## Dataset records
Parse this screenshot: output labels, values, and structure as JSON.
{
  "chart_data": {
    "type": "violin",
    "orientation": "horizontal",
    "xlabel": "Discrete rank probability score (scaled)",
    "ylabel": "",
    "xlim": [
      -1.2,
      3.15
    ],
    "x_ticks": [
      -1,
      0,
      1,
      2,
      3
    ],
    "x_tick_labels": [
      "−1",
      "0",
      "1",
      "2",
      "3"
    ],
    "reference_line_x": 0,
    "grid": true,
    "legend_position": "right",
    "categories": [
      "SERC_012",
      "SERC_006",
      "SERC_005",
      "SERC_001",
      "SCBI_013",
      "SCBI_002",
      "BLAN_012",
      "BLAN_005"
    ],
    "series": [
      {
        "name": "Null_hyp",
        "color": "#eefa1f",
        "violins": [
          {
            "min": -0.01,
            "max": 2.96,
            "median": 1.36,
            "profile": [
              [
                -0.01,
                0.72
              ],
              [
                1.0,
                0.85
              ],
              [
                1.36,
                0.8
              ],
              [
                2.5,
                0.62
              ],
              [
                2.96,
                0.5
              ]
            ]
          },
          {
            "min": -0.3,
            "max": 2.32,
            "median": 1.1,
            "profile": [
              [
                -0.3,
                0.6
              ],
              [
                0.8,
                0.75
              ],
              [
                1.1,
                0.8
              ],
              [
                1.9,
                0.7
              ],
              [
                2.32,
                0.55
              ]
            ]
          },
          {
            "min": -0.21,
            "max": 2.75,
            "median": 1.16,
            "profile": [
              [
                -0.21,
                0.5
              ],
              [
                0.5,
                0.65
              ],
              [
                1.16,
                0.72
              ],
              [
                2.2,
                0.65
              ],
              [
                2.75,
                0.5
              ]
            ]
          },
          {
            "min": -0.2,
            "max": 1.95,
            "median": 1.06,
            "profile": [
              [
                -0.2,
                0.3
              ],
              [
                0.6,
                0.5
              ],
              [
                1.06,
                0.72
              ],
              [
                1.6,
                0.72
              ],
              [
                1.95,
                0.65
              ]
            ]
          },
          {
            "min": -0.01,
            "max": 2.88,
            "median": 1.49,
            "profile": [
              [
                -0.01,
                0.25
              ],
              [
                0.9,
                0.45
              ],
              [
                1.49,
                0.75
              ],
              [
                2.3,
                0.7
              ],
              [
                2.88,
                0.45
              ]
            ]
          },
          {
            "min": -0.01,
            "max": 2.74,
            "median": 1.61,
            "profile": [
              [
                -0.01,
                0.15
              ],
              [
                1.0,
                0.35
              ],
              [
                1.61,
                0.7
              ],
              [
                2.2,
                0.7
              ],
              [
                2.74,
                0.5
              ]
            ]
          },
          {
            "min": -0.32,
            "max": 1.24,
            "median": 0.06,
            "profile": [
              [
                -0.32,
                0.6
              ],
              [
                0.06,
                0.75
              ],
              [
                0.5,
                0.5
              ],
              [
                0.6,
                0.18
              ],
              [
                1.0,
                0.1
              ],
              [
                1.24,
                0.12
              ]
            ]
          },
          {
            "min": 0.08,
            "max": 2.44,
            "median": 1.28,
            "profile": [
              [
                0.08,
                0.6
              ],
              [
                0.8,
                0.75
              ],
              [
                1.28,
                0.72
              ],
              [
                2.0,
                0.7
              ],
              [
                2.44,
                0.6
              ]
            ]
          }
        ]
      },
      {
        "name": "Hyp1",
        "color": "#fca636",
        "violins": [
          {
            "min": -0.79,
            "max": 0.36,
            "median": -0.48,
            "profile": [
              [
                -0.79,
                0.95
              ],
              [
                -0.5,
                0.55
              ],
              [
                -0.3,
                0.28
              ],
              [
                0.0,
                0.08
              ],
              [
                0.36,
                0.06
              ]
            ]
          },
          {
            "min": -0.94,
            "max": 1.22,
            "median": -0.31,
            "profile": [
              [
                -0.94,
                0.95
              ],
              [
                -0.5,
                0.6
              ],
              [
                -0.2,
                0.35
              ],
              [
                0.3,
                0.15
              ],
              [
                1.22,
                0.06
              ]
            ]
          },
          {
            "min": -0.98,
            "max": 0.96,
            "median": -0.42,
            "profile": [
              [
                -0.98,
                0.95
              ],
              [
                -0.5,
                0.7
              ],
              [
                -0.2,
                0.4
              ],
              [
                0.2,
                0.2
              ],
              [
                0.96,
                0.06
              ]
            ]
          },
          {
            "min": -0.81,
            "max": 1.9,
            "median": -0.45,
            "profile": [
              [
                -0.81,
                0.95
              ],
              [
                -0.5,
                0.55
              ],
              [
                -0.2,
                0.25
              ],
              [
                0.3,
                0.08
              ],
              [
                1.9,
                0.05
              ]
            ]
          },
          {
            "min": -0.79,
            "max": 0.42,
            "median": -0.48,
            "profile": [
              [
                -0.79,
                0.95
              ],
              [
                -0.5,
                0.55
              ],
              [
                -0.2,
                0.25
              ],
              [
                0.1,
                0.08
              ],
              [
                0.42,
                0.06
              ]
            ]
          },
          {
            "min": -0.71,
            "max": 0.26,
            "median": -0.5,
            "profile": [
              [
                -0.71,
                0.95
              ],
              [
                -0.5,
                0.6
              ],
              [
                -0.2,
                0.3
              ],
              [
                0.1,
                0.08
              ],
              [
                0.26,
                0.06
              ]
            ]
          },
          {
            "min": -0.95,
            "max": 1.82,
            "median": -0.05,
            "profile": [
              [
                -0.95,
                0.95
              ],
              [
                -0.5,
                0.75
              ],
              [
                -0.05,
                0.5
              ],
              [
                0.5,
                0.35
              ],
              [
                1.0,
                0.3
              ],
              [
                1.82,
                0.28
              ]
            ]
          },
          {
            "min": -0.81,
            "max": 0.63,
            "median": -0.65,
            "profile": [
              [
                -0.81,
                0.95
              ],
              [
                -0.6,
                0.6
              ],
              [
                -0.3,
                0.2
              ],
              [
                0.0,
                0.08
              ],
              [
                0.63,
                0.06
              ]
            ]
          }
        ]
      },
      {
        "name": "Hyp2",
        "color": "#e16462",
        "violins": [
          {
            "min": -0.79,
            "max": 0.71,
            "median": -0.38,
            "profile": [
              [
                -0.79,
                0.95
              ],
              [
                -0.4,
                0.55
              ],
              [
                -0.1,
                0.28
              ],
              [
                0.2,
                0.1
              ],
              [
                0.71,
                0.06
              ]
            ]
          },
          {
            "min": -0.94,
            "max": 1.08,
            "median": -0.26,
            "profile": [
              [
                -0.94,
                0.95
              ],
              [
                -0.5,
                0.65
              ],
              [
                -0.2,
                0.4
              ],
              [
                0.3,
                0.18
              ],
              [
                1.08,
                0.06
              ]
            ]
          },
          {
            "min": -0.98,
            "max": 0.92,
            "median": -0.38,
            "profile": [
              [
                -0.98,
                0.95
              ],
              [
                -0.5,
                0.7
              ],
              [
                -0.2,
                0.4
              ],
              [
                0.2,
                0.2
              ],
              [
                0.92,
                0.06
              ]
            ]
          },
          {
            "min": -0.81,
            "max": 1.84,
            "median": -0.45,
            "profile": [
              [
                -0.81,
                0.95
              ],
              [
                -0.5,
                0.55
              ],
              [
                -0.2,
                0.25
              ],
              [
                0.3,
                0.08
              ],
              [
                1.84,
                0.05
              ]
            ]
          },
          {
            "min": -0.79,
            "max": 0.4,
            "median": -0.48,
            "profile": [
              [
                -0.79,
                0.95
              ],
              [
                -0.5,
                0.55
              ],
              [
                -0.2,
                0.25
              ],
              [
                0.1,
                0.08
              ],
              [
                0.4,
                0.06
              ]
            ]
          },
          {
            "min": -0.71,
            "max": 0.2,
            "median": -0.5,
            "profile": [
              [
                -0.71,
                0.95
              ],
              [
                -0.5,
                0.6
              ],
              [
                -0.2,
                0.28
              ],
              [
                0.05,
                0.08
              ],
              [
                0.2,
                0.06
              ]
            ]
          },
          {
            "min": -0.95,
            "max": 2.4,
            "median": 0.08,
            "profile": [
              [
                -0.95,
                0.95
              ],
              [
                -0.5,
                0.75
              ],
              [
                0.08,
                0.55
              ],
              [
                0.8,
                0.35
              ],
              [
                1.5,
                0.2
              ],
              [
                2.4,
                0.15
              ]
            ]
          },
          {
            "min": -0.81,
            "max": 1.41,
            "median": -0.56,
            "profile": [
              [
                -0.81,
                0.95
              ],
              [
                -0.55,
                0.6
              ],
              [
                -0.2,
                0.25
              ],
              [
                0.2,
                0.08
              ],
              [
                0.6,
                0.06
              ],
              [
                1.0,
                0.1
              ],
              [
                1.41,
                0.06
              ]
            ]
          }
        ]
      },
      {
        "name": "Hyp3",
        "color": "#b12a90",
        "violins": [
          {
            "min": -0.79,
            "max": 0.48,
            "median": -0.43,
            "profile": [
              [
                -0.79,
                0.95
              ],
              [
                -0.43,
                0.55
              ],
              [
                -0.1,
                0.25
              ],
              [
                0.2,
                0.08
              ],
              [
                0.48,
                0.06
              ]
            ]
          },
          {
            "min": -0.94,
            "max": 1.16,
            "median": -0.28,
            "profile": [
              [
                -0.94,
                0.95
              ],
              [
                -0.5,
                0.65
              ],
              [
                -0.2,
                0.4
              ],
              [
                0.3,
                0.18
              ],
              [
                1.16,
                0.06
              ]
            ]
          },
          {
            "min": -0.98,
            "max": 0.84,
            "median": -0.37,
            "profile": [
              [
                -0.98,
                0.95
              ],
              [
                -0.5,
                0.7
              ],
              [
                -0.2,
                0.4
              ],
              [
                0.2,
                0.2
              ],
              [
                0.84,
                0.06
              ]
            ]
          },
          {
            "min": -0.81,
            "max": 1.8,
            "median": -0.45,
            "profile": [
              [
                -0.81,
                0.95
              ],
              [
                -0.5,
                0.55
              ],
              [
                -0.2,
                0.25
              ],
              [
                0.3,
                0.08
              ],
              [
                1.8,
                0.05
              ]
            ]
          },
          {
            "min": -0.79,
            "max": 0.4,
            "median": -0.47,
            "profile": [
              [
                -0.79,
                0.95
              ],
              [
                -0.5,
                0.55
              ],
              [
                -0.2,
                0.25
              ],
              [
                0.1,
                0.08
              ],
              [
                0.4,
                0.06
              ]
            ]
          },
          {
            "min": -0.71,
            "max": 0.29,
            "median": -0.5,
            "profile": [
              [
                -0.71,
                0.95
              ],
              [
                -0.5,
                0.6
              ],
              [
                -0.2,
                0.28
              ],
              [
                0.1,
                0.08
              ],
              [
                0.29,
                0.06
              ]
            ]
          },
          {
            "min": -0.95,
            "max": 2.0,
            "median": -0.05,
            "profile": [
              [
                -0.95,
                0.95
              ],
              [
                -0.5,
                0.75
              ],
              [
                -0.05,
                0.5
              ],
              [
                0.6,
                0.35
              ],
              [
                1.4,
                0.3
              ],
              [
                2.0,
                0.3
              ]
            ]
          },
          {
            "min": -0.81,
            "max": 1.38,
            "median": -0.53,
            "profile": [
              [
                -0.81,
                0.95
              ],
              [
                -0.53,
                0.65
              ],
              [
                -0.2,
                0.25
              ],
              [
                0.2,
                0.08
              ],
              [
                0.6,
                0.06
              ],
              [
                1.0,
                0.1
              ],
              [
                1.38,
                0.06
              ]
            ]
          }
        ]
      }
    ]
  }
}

## Required work
Looking at the records above, work out how many lines include the string "color". Give the number and nothing else.

## Exercise answer
4